▶ WORK TO BE COMPLETED
Here are some records. Copy each one exactly.

▶ DATA SHOWN
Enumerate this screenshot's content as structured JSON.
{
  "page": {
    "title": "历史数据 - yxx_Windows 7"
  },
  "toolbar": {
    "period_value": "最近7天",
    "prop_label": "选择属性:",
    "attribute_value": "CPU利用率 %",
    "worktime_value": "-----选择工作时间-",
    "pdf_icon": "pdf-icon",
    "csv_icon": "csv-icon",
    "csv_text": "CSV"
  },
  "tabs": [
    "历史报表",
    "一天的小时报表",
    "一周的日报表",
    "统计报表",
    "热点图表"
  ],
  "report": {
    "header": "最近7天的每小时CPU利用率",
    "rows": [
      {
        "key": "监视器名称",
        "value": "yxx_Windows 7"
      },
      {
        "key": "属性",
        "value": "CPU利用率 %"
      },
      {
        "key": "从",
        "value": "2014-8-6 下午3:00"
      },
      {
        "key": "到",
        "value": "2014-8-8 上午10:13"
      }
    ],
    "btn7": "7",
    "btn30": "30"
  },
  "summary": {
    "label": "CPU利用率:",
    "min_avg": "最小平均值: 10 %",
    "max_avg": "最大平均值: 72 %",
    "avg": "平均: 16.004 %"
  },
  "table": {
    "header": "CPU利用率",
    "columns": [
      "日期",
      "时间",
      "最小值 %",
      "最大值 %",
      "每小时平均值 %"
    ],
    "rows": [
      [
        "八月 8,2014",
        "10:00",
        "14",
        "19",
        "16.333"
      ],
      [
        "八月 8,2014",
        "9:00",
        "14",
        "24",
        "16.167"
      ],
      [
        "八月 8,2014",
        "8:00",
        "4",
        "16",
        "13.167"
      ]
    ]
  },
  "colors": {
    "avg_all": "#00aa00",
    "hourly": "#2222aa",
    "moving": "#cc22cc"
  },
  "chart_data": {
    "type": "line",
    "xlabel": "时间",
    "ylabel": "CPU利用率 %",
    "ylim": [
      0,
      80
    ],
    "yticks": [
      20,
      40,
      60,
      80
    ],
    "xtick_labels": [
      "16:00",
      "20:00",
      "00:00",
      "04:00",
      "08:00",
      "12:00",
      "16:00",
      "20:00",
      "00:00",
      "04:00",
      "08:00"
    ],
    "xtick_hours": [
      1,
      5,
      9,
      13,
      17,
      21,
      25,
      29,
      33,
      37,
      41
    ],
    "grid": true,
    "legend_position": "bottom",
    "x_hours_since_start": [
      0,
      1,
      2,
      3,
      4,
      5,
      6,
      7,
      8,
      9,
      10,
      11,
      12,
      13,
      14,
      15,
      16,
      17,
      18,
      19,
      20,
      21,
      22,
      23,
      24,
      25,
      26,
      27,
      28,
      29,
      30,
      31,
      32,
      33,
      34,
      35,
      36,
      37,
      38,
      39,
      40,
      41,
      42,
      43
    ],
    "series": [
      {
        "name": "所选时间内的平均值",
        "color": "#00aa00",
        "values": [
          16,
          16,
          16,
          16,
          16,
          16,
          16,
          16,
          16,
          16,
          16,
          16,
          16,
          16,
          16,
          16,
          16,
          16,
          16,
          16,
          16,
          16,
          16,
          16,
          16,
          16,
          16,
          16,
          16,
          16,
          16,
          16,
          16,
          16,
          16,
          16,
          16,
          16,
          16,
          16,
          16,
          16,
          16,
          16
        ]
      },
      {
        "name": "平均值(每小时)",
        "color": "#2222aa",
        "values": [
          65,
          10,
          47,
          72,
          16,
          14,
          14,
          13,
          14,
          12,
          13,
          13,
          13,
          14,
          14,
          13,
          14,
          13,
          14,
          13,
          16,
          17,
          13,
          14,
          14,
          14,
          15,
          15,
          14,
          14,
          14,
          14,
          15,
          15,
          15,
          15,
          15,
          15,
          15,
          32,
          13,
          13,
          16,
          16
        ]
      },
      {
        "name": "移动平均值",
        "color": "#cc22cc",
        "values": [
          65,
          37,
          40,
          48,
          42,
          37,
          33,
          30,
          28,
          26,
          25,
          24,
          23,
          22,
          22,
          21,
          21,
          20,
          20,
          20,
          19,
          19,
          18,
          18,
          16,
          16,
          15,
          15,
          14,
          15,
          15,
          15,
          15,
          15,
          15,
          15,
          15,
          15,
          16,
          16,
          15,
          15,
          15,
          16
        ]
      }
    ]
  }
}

▶ TASK RESULT
Enumerate this screenshot's content as structured JSON.
{
  "page": {
    "title": "历史数据 - yxx_Windows 7"
  },
  "toolbar": {
    "period_value": "最近7天",
    "prop_label": "选择属性:",
    "attribute_value": "CPU利用率 %",
    "worktime_value": "-----选择工作时间-",
    "pdf_icon": "pdf-icon",
    "csv_icon": "csv-icon",
    "csv_text": "CSV"
  },
  "tabs": [
    "历史报表",
    "一天的小时报表",
    "一周的日报表",
    "统计报表",
    "热点图表"
  ],
  "report": {
    "header": "最近7天的每小时CPU利用率",
    "rows": [
      {
        "key": "监视器名称",
        "value": "yxx_Windows 7"
      },
      {
        "key": "属性",
        "value": "CPU利用率 %"
      },
      {
        "key": "从",
        "value": "2014-8-6 下午3:00"
      },
      {
        "key": "到",
        "value": "2014-8-8 上午10:13"
      }
    ],
    "btn7": "7",
    "btn30": "30"
  },
  "summary": {
    "label": "CPU利用率:",
    "min_avg": "最小平均值: 10 %",
    "max_avg": "最大平均值: 72 %",
    "avg": "平均: 16.004 %"
  },
  "table": {
    "header": "CPU利用率",
    "columns": [
      "日期",
      "时间",
      "最小值 %",
      "最大值 %",
      "每小时平均值 %"
    ],
    "rows": [
      [
        "八月 8,2014",
        "10:00",
        "14",
        "19",
        "16.333"
      ],
      [
        "八月 8,2014",
        "9:00",
        "14",
        "24",
        "16.167"
      ],
      [
        "八月 8,2014",
        "8:00",
        "4",
        "16",
        "13.167"
      ]
    ]
  },
  "colors": {
    "avg_all": "#00aa00",
    "hourly": "#2222aa",
    "moving": "#cc22cc"
  },
  "chart_data": {
    "type": "line",
    "xlabel": "时间",
    "ylabel": "CPU利用率 %",
    "ylim": [
      0,
      80
    ],
    "yticks": [
      20,
      40,
      60,
      80
    ],
    "xtick_labels": [
      "16:00",
      "20:00",
      "00:00",
      "04:00",
      "08:00",
      "12:00",
      "16:00",
      "20:00",
      "00:00",
      "04:00",
      "08:00"
    ],
    "xtick_hours": [
      1,
      5,
      9,
      13,
      17,
      21,
      25,
      29,
      33,
      37,
      41
    ],
    "grid": true,
    "legend_position": "bottom",
    "x_hours_since_start": [
      0,
      1,
      2,
      3,
      4,
      5,
      6,
      7,
      8,
      9,
      10,
      11,
      12,
      13,
      14,
      15,
      16,
      17,
      18,
      19,
      20,
      21,
      22,
      23,
      24,
      25,
      26,
      27,
      28,
      29,
      30,
      31,
      32,
      33,
      34,
      35,
      36,
      37,
      38,
      39,
      40,
      41,
      42,
      43
    ],
    "series": [
      {
        "name": "所选时间内的平均值",
        "color": "#00aa00",
        "values": [
          16,
          16,
          16,
          16,
          16,
          16,
          16,
          16,
          16,
          16,
          16,
          16,
          16,
          16,
          16,
          16,
          16,
          16,
          16,
          16,
          16,
          16,
          16,
          16,
          16,
          16,
          16,
          16,
          16,
          16,
          16,
          16,
          16,
          16,
          16,
          16,
          16,
          16,
          16,
          16,
          16,
          16,
          16,
          16
        ]
      },
      {
        "name": "平均值(每小时)",
        "color": "#2222aa",
        "values": [
          65,
          10,
          47,
          72,
          16,
          14,
          14,
          13,
          14,
          12,
          13,
          13,
          13,
          14,
          14,
          13,
          14,
          13,
          14,
          13,
          16,
          17,
          13,
          14,
          14,
          14,
          15,
          15,
          14,
          14,
          14,
          14,
          15,
          15,
          15,
          15,
          15,
          15,
          15,
          32,
          13,
          13,
          16,
          16
        ]
      },
      {
        "name": "移动平均值",
        "color": "#cc22cc",
        "values": [
          65,
          37,
          40,
          48,
          42,
          37,
          33,
          30,
          28,
          26,
          25,
          24,
          23,
          22,
          22,
          21,
          21,
          20,
          20,
          20,
          19,
          19,
          18,
          18,
          16,
          16,
          15,
          15,
          14,
          15,
          15,
          15,
          15,
          15,
          15,
          15,
          15,
          15,
          16,
          16,
          15,
          15,
          15,
          16
        ]
      }
    ]
  }
}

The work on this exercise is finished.